### Tasks to perform
a) Translate the following sentence from the thread about buying a Bible into Spanish: "I don't know if they are still for sale or not, but that would be a great Bible to give."
b) Determine whether each statement agrees with the thread about buying a Bible. Answer yes or no for each, and quote the deciding words from the thread.
(i) The first poster would entirely rule out the KJV.
(ii) The two young ladies have professed faith.
(iii) The reply states that the New Geneva Study Bibles are still for sale.
c) Extend the thread about buying a Bible, starting after its final sentence.

### Passage provided
[START]

# Buying a Bible For Young Ladies



## Backwoods Presbyterian (Dec 5, 2012)

Need ideas for a quality NKJV Bible to give as a "joining the church" present for two young ladies who have professed faith and are currently going through communicants/church membership classes. Want something nice that will last and not something that is a "Teen wow look at all the pretty colors and thought bubbles" kind of Bible. Just a run of the mill bible, probably with study notes.

Partly the reason I am buying NKJV is because that is what I preach from it and the Session has declared NKJV to be our "pulpit Bible", but I wouldn't be 100% against KJV. Not really interested in discussing translation (i.e. - Why not ESV?).


----------



## Mindaboo (Dec 5, 2012)

The New Geneva Study Bibles were NKJV. I don't know if they are still for sale or not, but that would be a great Bible to give.

[END]

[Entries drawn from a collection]
[START]

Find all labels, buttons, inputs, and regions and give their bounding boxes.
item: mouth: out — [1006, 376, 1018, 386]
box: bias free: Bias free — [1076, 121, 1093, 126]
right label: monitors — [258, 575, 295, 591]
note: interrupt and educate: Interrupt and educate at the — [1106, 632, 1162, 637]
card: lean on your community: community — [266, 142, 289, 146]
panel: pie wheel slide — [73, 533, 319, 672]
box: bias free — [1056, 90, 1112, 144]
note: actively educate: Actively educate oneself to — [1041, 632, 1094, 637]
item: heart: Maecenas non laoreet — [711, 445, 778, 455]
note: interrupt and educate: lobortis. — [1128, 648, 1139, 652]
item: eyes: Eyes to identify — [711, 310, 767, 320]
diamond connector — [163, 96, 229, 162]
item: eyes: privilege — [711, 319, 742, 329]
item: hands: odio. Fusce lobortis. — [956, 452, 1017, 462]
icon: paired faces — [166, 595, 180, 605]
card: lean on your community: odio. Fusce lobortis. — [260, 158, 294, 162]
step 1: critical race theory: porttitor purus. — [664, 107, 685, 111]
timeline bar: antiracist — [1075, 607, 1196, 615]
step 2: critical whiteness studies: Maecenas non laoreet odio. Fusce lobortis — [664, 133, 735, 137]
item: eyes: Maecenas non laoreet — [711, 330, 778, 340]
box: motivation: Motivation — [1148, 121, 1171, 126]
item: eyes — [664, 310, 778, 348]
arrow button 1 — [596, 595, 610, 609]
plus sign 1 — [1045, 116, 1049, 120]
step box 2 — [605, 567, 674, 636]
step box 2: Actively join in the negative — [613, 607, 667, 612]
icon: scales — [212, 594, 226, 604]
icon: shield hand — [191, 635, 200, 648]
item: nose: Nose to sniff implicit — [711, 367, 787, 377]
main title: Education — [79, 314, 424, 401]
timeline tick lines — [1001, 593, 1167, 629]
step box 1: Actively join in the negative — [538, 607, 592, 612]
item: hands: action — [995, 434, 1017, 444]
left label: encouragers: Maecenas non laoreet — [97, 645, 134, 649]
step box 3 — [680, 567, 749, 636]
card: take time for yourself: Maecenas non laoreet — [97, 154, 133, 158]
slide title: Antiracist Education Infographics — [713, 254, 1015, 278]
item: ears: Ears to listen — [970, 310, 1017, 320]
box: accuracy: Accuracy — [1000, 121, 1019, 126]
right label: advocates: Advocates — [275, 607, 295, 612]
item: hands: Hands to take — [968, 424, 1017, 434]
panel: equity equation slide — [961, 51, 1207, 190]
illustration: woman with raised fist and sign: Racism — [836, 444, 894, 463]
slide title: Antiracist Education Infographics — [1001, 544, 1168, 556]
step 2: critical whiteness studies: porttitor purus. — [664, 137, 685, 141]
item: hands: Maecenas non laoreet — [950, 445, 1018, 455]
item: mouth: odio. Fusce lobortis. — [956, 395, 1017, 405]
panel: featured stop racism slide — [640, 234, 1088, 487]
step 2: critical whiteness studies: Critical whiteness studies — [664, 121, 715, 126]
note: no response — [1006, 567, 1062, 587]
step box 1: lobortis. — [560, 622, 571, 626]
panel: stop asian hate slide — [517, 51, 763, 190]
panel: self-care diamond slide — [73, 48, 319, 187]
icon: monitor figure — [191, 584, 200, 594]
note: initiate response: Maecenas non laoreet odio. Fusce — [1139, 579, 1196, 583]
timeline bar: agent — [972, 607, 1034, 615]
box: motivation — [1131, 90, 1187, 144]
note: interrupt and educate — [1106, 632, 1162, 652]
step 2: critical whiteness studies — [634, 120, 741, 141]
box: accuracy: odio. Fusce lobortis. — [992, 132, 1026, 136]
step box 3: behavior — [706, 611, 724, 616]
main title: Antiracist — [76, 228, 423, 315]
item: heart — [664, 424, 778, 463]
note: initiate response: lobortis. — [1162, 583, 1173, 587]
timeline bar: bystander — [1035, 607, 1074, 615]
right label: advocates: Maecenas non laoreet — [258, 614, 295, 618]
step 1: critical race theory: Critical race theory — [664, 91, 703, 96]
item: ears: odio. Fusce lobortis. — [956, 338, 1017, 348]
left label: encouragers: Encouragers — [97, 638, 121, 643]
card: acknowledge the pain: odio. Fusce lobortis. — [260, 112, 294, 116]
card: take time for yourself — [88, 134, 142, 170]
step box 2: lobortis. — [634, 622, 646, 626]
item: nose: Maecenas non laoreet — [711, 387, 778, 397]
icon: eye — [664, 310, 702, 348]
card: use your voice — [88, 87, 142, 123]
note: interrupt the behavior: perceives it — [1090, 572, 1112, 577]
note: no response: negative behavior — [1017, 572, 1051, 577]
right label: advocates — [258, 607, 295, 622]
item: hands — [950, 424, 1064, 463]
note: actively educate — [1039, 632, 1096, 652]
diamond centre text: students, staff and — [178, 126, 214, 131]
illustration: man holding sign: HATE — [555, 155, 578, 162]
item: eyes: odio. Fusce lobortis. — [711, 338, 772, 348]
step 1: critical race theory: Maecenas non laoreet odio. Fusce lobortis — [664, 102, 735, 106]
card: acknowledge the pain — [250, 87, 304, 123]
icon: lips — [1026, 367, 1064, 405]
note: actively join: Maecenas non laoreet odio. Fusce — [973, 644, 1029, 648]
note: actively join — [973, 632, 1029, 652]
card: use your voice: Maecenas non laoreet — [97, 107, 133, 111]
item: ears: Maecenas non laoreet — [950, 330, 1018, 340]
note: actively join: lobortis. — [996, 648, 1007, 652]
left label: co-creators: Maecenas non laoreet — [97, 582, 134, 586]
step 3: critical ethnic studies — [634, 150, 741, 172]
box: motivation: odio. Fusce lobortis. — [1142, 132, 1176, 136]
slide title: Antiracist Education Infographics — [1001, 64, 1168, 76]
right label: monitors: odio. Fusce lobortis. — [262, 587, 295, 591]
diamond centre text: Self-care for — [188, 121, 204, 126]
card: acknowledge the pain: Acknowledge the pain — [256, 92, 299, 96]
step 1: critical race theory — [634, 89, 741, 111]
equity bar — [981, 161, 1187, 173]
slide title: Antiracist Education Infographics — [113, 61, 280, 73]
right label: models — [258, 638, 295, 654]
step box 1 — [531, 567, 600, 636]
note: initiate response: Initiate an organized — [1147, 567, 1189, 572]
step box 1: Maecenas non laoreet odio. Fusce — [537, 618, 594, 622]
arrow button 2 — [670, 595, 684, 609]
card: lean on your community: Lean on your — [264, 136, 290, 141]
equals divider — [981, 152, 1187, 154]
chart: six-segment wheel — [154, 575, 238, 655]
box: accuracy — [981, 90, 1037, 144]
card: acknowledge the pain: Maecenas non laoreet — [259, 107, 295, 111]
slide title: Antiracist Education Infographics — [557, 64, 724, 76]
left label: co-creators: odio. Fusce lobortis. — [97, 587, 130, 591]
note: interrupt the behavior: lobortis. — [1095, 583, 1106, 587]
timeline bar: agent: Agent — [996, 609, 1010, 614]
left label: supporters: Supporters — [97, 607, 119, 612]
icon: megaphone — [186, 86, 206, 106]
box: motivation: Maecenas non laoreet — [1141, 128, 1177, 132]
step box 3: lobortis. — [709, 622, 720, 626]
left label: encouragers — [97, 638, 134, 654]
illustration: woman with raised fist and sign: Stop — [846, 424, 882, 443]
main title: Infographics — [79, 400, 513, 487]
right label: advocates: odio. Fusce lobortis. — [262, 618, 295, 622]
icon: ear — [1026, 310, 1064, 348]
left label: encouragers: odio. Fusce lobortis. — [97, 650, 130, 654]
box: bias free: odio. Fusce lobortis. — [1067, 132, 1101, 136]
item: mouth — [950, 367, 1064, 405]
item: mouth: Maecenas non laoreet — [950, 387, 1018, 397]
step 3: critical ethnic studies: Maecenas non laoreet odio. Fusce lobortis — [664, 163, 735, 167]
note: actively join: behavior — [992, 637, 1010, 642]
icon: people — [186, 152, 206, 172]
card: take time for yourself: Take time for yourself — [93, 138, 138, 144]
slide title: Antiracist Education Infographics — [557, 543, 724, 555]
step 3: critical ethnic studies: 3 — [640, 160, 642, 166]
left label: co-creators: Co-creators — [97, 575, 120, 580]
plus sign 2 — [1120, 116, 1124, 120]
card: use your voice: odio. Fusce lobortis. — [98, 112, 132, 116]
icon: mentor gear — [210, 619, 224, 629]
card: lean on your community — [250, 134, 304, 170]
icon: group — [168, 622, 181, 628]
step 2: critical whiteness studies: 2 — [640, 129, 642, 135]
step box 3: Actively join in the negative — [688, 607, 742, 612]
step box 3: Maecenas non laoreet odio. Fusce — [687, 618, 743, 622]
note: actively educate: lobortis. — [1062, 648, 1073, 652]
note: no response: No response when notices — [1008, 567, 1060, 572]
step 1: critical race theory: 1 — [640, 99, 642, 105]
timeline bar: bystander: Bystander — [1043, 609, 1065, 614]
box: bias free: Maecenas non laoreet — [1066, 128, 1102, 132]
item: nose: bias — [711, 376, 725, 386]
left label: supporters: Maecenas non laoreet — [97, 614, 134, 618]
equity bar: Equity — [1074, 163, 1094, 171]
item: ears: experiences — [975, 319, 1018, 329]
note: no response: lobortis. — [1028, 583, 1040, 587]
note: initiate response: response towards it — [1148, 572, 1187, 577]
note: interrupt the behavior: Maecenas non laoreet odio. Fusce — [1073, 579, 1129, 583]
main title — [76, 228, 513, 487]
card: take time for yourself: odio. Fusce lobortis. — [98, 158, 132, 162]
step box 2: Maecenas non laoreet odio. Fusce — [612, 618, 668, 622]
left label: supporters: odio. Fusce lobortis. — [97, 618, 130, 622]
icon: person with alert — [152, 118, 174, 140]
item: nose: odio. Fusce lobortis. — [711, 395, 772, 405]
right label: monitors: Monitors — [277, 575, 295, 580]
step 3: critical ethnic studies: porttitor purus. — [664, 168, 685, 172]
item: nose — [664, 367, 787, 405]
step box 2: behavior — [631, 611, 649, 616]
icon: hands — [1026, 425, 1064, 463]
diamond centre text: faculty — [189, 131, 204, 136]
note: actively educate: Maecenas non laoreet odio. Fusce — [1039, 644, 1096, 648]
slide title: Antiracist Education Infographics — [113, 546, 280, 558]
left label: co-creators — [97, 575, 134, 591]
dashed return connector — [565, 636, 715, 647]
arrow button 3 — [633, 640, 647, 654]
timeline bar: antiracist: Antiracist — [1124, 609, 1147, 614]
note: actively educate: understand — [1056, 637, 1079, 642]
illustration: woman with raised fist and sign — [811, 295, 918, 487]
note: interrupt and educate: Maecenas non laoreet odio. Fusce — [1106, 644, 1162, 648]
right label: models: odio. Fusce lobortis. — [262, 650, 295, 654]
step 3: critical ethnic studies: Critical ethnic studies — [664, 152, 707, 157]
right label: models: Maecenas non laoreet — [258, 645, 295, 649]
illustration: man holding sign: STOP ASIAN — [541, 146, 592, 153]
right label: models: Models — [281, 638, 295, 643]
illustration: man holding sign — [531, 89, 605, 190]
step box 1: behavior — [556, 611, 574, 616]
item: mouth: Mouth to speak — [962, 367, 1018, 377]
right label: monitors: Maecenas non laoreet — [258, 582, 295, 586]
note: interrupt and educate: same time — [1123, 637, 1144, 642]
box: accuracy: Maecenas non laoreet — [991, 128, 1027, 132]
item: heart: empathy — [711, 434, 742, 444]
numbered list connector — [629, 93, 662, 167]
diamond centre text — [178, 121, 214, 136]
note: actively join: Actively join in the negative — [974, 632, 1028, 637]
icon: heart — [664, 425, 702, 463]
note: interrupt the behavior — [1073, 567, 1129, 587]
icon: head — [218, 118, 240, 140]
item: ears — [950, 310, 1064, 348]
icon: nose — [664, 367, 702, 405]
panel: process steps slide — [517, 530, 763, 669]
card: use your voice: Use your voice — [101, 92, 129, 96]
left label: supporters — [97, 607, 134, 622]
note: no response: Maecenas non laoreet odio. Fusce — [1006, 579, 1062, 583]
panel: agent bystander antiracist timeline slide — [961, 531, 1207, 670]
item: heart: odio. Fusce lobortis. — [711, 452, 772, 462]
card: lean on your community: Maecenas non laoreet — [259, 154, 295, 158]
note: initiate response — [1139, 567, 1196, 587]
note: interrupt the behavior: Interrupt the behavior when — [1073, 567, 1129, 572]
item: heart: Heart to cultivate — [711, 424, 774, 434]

[END]

### Answers by task
a) No sé si todavía están a la venta o no, pero esa sería una gran Biblia para regalar.

b)
(i) No: "I wouldn't be 100% against KJV."
(ii) Yes: "two young ladies who have professed faith"
(iii) No: "I don't know if they are still for sale or not"

c)
----------



## Bill The Baptist (Dec 5, 2012)

Mindaboo said:


> The New Geneva Study Bibles were NKJV. I don't know if they are still for sale or not, but that would be a great Bible to give.



You can still get the New Geneva in NKJV, but it generally goes for a very high price. I love the NKJV, but sadly there are not very many quality editions to choose from. My wife has the NKJV Women's study Bible and she seems to like it.


----------



## Romans922 (Dec 5, 2012)

Schuyler NKJV : EvangelicalBible.com


----------



## Jerusalem Blade (Dec 5, 2012)

Benjamin, this is a nice one: NKJV Ultra Thin Large Print Reference Bible, Genuine Leather, Black. I got this as the pulpit Bible for the church we planted in Cyprus.

I see Amazon has it for the same price but with free shipping, a better deal. At $31.49 each that's pretty good. I think the quality is good -- okay, not like one of these $150+ Bibles, but decent.


----------



## irresistible_grace (Dec 5, 2012)

Backwoods Presbyterian said:


> Need ideas ... I wouldn't be 100% against KJV. Not really interested in discussing translation (i.e. - Why not ESV?).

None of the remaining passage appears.